** Start of Task inputs **

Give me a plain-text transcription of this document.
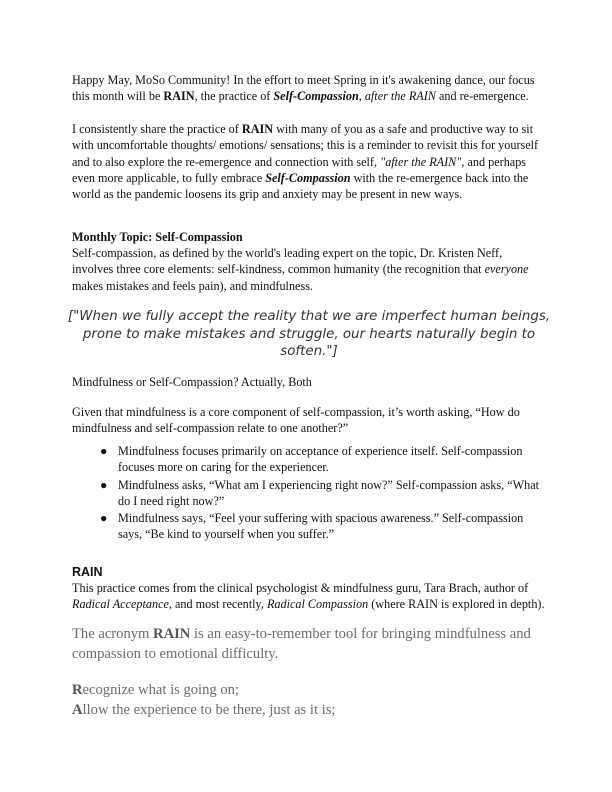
Happy May, MoSo Community! In the effort to meet Spring in it's awakening dance, our focus this month will be RAIN, the practice of Self-Compassion, after the RAIN and re-emergence.

I consistently share the practice of RAIN with many of you as a safe and productive way to sit with uncomfortable thoughts/ emotions/ sensations; this is a reminder to revisit this for yourself and to also explore the re-emergence and connection with self, "after the RAIN", and perhaps even more applicable, to fully embrace Self-Compassion with the re-emergence back into the world as the pandemic loosens its grip and anxiety may be present in new ways.

Monthly Topic: Self-Compassion

Self-compassion, as defined by the world's leading expert on the topic, Dr. Kristen Neff, involves three core elements: self-kindness, common humanity (the recognition that everyone makes mistakes and feels pain), and mindfulness.

["When we fully accept the reality that we are imperfect human beings, prone to make mistakes and struggle, our hearts naturally begin to soften."]

Mindfulness or Self-Compassion? Actually, Both

Given that mindfulness is a core component of self-compassion, it’s worth asking, “How do mindfulness and self-compassion relate to one another?”

● Mindfulness focuses primarily on acceptance of experience itself. Self-compassion focuses more on caring for the experiencer.
● Mindfulness asks, “What am I experiencing right now?” Self-compassion asks, “What do I need right now?”
● Mindfulness says, “Feel your suffering with spacious awareness.” Self-compassion says, “Be kind to yourself when you suffer.”

RAIN

This practice comes from the clinical psychologist & mindfulness guru, Tara Brach, author of Radical Acceptance, and most recently, Radical Compassion (where RAIN is explored in depth).

The acronym RAIN is an easy-to-remember tool for bringing mindfulness and compassion to emotional difficulty.

Recognize what is going on;

Allow the experience to be there, just as it is;
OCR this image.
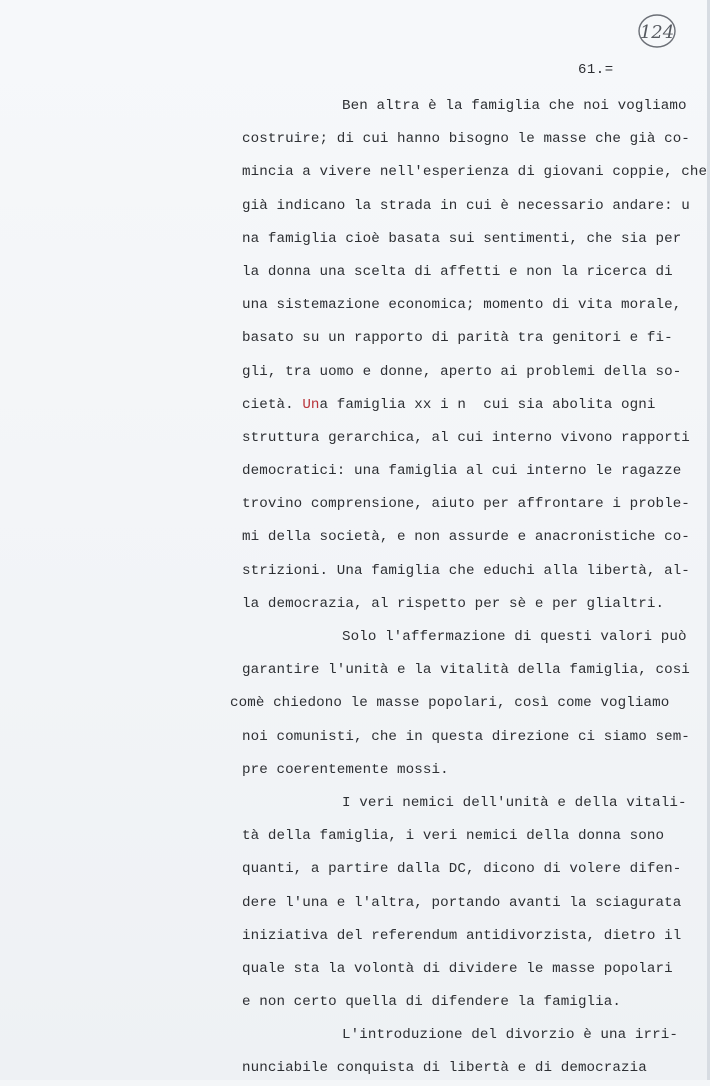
124
61.=
Ben altra è la famiglia che noi vogliamo
costruire; di cui hanno bisogno le masse che già co-
mincia a vivere nell'esperienza di giovani coppie, che
già indicano la strada in cui è necessario andare: u
na famiglia cioè basata sui sentimenti, che sia per
la donna una scelta di affetti e non la ricerca di
una sistemazione economica; momento di vita morale,
basato su un rapporto di parità tra genitori e fi-
gli, tra uomo e donne, aperto ai problemi della so-
cietà. Una famiglia xx i n  cui sia abolita ogni
struttura gerarchica, al cui interno vivono rapporti
democratici: una famiglia al cui interno le ragazze
trovino comprensione, aiuto per affrontare i proble-
mi della società, e non assurde e anacronistiche co-
strizioni. Una famiglia che educhi alla libertà, al-
la democrazia, al rispetto per sè e per glialtri.
Solo l'affermazione di questi valori può
garantire l'unità e la vitalità della famiglia, cosi
comè chiedono le masse popolari, così come vogliamo
noi comunisti, che in questa direzione ci siamo sem-
pre coerentemente mossi.
I veri nemici dell'unità e della vitali-
tà della famiglia, i veri nemici della donna sono
quanti, a partire dalla DC, dicono di volere difen-
dere l'una e l'altra, portando avanti la sciagurata
iniziativa del referendum antidivorzista, dietro il
quale sta la volontà di dividere le masse popolari
e non certo quella di difendere la famiglia.
L'introduzione del divorzio è una irri-
nunciabile conquista di libertà e di democrazia
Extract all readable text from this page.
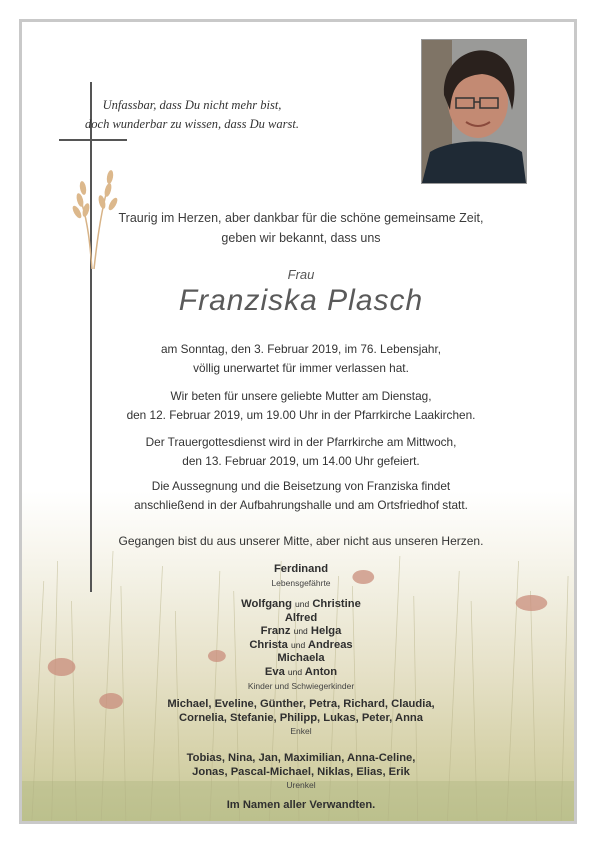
Unfassbar, dass Du nicht mehr bist,
doch wunderbar zu wissen, dass Du warst.
Traurig im Herzen, aber dankbar für die schöne gemeinsame Zeit,
geben wir bekannt, dass uns
Frau
Franziska Plasch
am Sonntag, den 3. Februar 2019, im 76. Lebensjahr,
völlig unerwartet für immer verlassen hat.
Wir beten für unsere geliebte Mutter am Dienstag,
den 12. Februar 2019, um 19.00 Uhr in der Pfarrkirche Laakirchen.
Der Trauergottesdienst wird in der Pfarrkirche am Mittwoch,
den 13. Februar 2019, um 14.00 Uhr gefeiert.
Die Aussegnung und die Beisetzung von Franziska findet
anschließend in der Aufbahrungshalle und am Ortsfriedhof statt.
Gegangen bist du aus unserer Mitte, aber nicht aus unseren Herzen.
Ferdinand
Lebensgefährte
Wolfgang und Christine
Alfred
Franz und Helga
Christa und Andreas
Michaela
Eva und Anton
Kinder und Schwiegerkinder
Michael, Eveline, Günther, Petra, Richard, Claudia,
Cornelia, Stefanie, Philipp, Lukas, Peter, Anna
Enkel
Tobias, Nina, Jan, Maximilian, Anna-Celine,
Jonas, Pascal-Michael, Niklas, Elias, Erik
Urenkel
Im Namen aller Verwandten.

** End of Task inputs **

**Prompt**
Using the data above, copy each line that contains "with".

**Solution for this task**
I consistently share the practice of RAIN with many of you as a safe and productive way to sit with uncomfortable thoughts/ emotions/ sensations; this is a reminder to revisit this for yourself and to also explore the re-emergence and connection with self, "after the RAIN", and perhaps even more applicable, to fully embrace Self-Compassion with the re-emergence back into the world as the pandemic loosens its grip and anxiety may be present in new ways.
● Mindfulness says, “Feel your suffering with spacious awareness.” Self-compassion says, “Be kind to yourself when you suffer.”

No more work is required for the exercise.